((

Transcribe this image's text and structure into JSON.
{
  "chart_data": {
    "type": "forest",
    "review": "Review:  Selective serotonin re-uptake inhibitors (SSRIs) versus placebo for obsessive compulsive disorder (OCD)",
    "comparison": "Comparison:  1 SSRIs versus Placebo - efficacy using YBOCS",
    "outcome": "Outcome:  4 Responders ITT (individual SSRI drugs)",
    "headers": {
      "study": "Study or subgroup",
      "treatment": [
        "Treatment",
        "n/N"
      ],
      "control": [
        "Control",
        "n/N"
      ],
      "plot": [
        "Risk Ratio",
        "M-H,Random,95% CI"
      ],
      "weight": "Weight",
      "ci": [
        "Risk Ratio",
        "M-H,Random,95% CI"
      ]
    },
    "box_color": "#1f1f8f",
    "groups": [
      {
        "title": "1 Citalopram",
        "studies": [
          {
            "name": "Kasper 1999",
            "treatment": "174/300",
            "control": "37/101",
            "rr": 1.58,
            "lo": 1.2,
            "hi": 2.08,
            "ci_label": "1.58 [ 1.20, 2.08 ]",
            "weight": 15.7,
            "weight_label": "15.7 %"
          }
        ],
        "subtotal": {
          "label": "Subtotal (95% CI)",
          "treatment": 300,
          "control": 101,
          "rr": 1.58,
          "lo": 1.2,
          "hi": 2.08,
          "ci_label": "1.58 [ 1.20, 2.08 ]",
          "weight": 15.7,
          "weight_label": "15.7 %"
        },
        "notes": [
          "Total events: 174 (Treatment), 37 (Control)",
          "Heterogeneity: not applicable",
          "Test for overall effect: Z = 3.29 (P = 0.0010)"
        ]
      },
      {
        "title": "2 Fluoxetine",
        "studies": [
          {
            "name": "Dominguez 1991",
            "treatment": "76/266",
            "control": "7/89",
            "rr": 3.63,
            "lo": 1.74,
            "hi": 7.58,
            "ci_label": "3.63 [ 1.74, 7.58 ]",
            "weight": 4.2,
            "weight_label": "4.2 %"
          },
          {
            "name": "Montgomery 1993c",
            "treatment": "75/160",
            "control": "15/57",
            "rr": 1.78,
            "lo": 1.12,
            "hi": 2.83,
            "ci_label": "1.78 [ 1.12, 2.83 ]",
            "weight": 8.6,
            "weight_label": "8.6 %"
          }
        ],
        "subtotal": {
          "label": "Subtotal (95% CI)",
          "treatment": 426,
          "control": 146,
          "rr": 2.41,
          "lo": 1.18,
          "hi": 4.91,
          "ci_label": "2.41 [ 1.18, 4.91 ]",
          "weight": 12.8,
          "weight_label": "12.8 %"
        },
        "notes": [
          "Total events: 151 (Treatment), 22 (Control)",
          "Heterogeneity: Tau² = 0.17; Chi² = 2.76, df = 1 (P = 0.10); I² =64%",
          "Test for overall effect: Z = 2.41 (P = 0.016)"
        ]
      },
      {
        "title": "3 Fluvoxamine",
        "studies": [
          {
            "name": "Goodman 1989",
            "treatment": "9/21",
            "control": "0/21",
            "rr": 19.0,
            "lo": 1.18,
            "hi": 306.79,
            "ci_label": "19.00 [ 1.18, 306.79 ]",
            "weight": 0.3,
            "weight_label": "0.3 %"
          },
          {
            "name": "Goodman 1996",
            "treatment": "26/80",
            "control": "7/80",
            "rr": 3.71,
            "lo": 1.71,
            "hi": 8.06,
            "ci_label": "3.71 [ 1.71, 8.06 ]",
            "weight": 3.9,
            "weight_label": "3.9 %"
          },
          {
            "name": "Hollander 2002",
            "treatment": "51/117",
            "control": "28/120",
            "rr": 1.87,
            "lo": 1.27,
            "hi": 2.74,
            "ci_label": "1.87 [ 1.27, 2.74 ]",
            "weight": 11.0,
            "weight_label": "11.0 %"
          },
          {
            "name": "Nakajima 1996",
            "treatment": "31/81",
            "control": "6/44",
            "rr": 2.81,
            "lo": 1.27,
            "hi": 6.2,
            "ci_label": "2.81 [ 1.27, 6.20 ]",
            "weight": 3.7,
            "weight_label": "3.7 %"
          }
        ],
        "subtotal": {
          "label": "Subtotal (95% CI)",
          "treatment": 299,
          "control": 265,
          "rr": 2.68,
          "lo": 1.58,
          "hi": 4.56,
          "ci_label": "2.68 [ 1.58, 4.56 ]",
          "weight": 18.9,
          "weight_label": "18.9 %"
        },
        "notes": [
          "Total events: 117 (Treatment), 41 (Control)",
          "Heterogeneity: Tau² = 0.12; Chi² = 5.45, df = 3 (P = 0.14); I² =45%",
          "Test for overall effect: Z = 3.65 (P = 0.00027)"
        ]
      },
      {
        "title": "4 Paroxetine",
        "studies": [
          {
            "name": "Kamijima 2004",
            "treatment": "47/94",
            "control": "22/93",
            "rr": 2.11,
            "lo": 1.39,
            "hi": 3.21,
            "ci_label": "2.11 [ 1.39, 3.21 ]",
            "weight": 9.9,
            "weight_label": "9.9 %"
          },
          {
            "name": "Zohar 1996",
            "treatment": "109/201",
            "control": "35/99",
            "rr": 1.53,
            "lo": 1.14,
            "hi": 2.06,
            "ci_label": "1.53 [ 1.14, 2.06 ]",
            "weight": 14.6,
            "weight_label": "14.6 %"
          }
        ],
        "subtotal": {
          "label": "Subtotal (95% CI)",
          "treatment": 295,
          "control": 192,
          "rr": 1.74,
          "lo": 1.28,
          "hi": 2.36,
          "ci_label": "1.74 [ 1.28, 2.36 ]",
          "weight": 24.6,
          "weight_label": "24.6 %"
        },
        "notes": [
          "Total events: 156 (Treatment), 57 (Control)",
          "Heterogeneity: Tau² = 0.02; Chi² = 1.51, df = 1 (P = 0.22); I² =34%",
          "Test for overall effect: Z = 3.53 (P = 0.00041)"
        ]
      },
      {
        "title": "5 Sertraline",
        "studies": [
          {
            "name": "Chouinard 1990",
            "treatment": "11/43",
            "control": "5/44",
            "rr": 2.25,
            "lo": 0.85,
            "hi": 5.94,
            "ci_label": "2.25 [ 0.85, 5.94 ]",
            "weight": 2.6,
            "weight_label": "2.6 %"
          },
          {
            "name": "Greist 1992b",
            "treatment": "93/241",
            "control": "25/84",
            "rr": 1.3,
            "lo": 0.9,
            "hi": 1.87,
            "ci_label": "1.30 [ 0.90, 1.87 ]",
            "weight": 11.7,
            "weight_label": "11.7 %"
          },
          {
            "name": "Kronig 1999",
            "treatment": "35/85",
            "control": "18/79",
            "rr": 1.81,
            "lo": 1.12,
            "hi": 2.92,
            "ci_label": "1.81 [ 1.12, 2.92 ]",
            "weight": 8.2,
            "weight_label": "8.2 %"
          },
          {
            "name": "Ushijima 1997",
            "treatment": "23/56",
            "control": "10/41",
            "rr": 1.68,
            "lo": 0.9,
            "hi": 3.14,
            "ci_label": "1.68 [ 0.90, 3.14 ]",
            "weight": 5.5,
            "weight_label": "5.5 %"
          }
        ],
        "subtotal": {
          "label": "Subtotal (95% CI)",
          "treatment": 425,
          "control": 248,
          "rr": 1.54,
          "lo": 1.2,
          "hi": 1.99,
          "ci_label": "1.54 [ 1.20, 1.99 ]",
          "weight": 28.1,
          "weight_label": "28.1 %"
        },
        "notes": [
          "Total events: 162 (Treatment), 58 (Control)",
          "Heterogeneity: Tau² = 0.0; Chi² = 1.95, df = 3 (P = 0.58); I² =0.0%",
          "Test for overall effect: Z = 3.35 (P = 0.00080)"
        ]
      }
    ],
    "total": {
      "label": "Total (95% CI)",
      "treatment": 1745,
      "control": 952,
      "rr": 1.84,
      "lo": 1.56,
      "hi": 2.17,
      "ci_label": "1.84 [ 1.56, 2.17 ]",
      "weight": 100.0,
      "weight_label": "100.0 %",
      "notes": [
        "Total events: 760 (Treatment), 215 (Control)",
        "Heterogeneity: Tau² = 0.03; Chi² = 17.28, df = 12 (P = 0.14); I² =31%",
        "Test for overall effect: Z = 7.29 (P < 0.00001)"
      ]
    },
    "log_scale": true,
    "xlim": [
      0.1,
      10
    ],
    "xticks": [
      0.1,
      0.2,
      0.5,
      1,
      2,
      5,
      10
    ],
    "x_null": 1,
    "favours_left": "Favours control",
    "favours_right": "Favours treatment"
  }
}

))

Prompt: Using the records above, find and show each line with the string "events".

Worked solution:
          "Total events: 174 (Treatment), 37 (Control)",
          "Total events: 151 (Treatment), 22 (Control)",
          "Total events: 117 (Treatment), 41 (Control)",
          "Total events: 156 (Treatment), 57 (Control)",
          "Total events: 162 (Treatment), 58 (Control)",
        "Total events: 760 (Treatment), 215 (Control)",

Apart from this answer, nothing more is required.